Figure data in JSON
>> Begin

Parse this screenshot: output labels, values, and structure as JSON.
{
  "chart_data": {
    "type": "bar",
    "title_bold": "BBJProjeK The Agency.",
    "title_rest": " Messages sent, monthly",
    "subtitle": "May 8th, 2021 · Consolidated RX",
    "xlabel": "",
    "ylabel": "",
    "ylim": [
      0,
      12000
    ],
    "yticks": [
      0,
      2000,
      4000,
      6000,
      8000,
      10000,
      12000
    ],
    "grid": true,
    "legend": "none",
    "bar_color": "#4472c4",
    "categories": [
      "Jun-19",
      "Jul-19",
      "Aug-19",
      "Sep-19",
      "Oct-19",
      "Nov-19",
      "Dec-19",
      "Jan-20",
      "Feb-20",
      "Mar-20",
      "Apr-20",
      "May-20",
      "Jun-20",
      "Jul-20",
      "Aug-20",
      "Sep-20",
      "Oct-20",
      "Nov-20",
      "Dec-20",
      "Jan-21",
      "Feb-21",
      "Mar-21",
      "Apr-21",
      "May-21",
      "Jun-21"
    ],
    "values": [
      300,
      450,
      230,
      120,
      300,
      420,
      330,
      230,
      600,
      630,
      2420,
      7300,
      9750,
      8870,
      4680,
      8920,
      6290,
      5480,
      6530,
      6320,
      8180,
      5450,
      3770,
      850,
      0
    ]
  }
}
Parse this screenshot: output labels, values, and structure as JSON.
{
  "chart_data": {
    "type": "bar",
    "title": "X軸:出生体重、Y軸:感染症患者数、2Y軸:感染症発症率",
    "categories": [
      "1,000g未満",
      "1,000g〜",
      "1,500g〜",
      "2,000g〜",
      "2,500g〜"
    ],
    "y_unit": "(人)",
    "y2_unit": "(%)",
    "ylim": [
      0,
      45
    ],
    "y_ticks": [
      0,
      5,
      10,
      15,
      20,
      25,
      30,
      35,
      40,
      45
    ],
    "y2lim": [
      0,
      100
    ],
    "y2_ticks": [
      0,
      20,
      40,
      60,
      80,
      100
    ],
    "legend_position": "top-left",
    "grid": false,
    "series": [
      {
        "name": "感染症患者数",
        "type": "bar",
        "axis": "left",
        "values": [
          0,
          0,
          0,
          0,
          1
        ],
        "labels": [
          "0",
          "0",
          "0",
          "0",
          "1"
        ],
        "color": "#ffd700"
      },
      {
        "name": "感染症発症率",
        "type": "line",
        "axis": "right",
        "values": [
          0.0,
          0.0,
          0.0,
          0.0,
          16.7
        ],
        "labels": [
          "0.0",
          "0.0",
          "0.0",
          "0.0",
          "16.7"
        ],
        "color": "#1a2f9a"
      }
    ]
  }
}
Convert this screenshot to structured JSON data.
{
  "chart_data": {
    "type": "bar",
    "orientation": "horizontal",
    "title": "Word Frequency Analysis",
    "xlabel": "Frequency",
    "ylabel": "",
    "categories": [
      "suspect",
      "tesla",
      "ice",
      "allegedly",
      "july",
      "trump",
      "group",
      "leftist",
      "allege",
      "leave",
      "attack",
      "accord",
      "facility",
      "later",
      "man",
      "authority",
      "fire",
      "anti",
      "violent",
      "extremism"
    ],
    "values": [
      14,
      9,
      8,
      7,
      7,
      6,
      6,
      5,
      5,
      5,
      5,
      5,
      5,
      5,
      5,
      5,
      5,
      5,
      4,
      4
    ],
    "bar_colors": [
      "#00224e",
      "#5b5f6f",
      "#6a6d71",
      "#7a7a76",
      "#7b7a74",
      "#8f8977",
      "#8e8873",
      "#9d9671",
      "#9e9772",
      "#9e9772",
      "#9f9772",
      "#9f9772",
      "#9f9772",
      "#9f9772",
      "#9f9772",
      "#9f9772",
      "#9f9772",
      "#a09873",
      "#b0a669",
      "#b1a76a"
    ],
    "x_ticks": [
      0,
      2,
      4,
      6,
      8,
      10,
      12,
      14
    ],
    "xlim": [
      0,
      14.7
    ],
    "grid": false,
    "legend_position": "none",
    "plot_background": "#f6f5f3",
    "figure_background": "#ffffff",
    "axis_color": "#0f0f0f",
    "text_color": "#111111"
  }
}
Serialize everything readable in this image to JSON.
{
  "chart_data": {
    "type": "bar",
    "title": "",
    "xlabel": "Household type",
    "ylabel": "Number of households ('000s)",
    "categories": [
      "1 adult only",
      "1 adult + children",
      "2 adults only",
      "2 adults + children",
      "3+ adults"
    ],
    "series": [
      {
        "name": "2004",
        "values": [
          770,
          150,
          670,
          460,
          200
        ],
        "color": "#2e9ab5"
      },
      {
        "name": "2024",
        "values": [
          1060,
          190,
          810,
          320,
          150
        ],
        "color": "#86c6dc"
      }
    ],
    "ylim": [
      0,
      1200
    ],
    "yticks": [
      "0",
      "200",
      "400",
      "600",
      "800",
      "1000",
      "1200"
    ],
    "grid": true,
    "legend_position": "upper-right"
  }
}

>> End

-- Objective --
Quote every entry exactly.

-- Result for this exercise --
Parse this screenshot: output labels, values, and structure as JSON.
{
  "chart_data": {
    "type": "bar",
    "title_bold": "BBJProjeK The Agency.",
    "title_rest": " Messages sent, monthly",
    "subtitle": "May 8th, 2021 · Consolidated RX",
    "xlabel": "",
    "ylabel": "",
    "ylim": [
      0,
      12000
    ],
    "yticks": [
      0,
      2000,
      4000,
      6000,
      8000,
      10000,
      12000
    ],
    "grid": true,
    "legend": "none",
    "bar_color": "#4472c4",
    "categories": [
      "Jun-19",
      "Jul-19",
      "Aug-19",
      "Sep-19",
      "Oct-19",
      "Nov-19",
      "Dec-19",
      "Jan-20",
      "Feb-20",
      "Mar-20",
      "Apr-20",
      "May-20",
      "Jun-20",
      "Jul-20",
      "Aug-20",
      "Sep-20",
      "Oct-20",
      "Nov-20",
      "Dec-20",
      "Jan-21",
      "Feb-21",
      "Mar-21",
      "Apr-21",
      "May-21",
      "Jun-21"
    ],
    "values": [
      300,
      450,
      230,
      120,
      300,
      420,
      330,
      230,
      600,
      630,
      2420,
      7300,
      9750,
      8870,
      4680,
      8920,
      6290,
      5480,
      6530,
      6320,
      8180,
      5450,
      3770,
      850,
      0
    ]
  }
}
Parse this screenshot: output labels, values, and structure as JSON.
{
  "chart_data": {
    "type": "bar",
    "title": "X軸:出生体重、Y軸:感染症患者数、2Y軸:感染症発症率",
    "categories": [
      "1,000g未満",
      "1,000g〜",
      "1,500g〜",
      "2,000g〜",
      "2,500g〜"
    ],
    "y_unit": "(人)",
    "y2_unit": "(%)",
    "ylim": [
      0,
      45
    ],
    "y_ticks": [
      0,
      5,
      10,
      15,
      20,
      25,
      30,
      35,
      40,
      45
    ],
    "y2lim": [
      0,
      100
    ],
    "y2_ticks": [
      0,
      20,
      40,
      60,
      80,
      100
    ],
    "legend_position": "top-left",
    "grid": false,
    "series": [
      {
        "name": "感染症患者数",
        "type": "bar",
        "axis": "left",
        "values": [
          0,
          0,
          0,
          0,
          1
        ],
        "labels": [
          "0",
          "0",
          "0",
          "0",
          "1"
        ],
        "color": "#ffd700"
      },
      {
        "name": "感染症発症率",
        "type": "line",
        "axis": "right",
        "values": [
          0.0,
          0.0,
          0.0,
          0.0,
          16.7
        ],
        "labels": [
          "0.0",
          "0.0",
          "0.0",
          "0.0",
          "16.7"
        ],
        "color": "#1a2f9a"
      }
    ]
  }
}
Convert this screenshot to structured JSON data.
{
  "chart_data": {
    "type": "bar",
    "orientation": "horizontal",
    "title": "Word Frequency Analysis",
    "xlabel": "Frequency",
    "ylabel": "",
    "categories": [
      "suspect",
      "tesla",
      "ice",
      "allegedly",
      "july",
      "trump",
      "group",
      "leftist",
      "allege",
      "leave",
      "attack",
      "accord",
      "facility",
      "later",
      "man",
      "authority",
      "fire",
      "anti",
      "violent",
      "extremism"
    ],
    "values": [
      14,
      9,
      8,
      7,
      7,
      6,
      6,
      5,
      5,
      5,
      5,
      5,
      5,
      5,
      5,
      5,
      5,
      5,
      4,
      4
    ],
    "bar_colors": [
      "#00224e",
      "#5b5f6f",
      "#6a6d71",
      "#7a7a76",
      "#7b7a74",
      "#8f8977",
      "#8e8873",
      "#9d9671",
      "#9e9772",
      "#9e9772",
      "#9f9772",
      "#9f9772",
      "#9f9772",
      "#9f9772",
      "#9f9772",
      "#9f9772",
      "#9f9772",
      "#a09873",
      "#b0a669",
      "#b1a76a"
    ],
    "x_ticks": [
      0,
      2,
      4,
      6,
      8,
      10,
      12,
      14
    ],
    "xlim": [
      0,
      14.7
    ],
    "grid": false,
    "legend_position": "none",
    "plot_background": "#f6f5f3",
    "figure_background": "#ffffff",
    "axis_color": "#0f0f0f",
    "text_color": "#111111"
  }
}
Serialize everything readable in this image to JSON.
{
  "chart_data": {
    "type": "bar",
    "title": "",
    "xlabel": "Household type",
    "ylabel": "Number of households ('000s)",
    "categories": [
      "1 adult only",
      "1 adult + children",
      "2 adults only",
      "2 adults + children",
      "3+ adults"
    ],
    "series": [
      {
        "name": "2004",
        "values": [
          770,
          150,
          670,
          460,
          200
        ],
        "color": "#2e9ab5"
      },
      {
        "name": "2024",
        "values": [
          1060,
          190,
          810,
          320,
          150
        ],
        "color": "#86c6dc"
      }
    ],
    "ylim": [
      0,
      1200
    ],
    "yticks": [
      "0",
      "200",
      "400",
      "600",
      "800",
      "1000",
      "1200"
    ],
    "grid": true,
    "legend_position": "upper-right"
  }
}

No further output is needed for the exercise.